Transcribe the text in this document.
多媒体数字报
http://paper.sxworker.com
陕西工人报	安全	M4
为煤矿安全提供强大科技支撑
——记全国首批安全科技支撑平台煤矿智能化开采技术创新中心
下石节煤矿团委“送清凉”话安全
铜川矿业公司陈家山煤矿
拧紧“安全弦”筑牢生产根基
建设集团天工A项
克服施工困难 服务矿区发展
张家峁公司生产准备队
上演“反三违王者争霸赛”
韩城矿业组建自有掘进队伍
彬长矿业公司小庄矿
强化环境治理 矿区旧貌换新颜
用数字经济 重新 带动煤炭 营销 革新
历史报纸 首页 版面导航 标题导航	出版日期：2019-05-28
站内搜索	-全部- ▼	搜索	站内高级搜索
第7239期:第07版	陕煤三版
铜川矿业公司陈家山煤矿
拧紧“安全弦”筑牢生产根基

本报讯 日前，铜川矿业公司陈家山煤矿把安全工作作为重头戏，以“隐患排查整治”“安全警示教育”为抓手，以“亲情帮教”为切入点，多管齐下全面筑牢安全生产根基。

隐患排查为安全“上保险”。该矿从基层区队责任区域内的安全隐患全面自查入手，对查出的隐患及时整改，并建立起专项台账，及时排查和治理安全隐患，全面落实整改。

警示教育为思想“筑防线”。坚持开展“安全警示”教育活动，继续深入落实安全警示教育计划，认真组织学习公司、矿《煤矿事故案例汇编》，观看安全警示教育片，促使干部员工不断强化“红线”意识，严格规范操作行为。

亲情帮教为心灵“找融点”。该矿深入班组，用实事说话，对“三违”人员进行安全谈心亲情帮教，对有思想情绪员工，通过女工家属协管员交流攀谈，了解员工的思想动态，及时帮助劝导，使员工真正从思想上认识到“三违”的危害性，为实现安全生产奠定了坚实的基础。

Given exercise ->
Write out all the data again, exactly as it appears.

Solution ->
Transcribe the text in this document.
多媒体数字报
http://paper.sxworker.com
陕西工人报	安全	M4
为煤矿安全提供强大科技支撑
——记全国首批安全科技支撑平台煤矿智能化开采技术创新中心
下石节煤矿团委“送清凉”话安全
铜川矿业公司陈家山煤矿
拧紧“安全弦”筑牢生产根基
建设集团天工A项
克服施工困难 服务矿区发展
张家峁公司生产准备队
上演“反三违王者争霸赛”
韩城矿业组建自有掘进队伍
彬长矿业公司小庄矿
强化环境治理 矿区旧貌换新颜
用数字经济 重新 带动煤炭 营销 革新
历史报纸 首页 版面导航 标题导航	出版日期：2019-05-28
站内搜索	-全部- ▼	搜索	站内高级搜索
第7239期:第07版	陕煤三版
铜川矿业公司陈家山煤矿
拧紧“安全弦”筑牢生产根基

本报讯 日前，铜川矿业公司陈家山煤矿把安全工作作为重头戏，以“隐患排查整治”“安全警示教育”为抓手，以“亲情帮教”为切入点，多管齐下全面筑牢安全生产根基。

隐患排查为安全“上保险”。该矿从基层区队责任区域内的安全隐患全面自查入手，对查出的隐患及时整改，并建立起专项台账，及时排查和治理安全隐患，全面落实整改。

警示教育为思想“筑防线”。坚持开展“安全警示”教育活动，继续深入落实安全警示教育计划，认真组织学习公司、矿《煤矿事故案例汇编》，观看安全警示教育片，促使干部员工不断强化“红线”意识，严格规范操作行为。

亲情帮教为心灵“找融点”。该矿深入班组，用实事说话，对“三违”人员进行安全谈心亲情帮教，对有思想情绪员工，通过女工家属协管员交流攀谈，了解员工的思想动态，及时帮助劝导，使员工真正从思想上认识到“三违”的危害性，为实现安全生产奠定了坚实的基础。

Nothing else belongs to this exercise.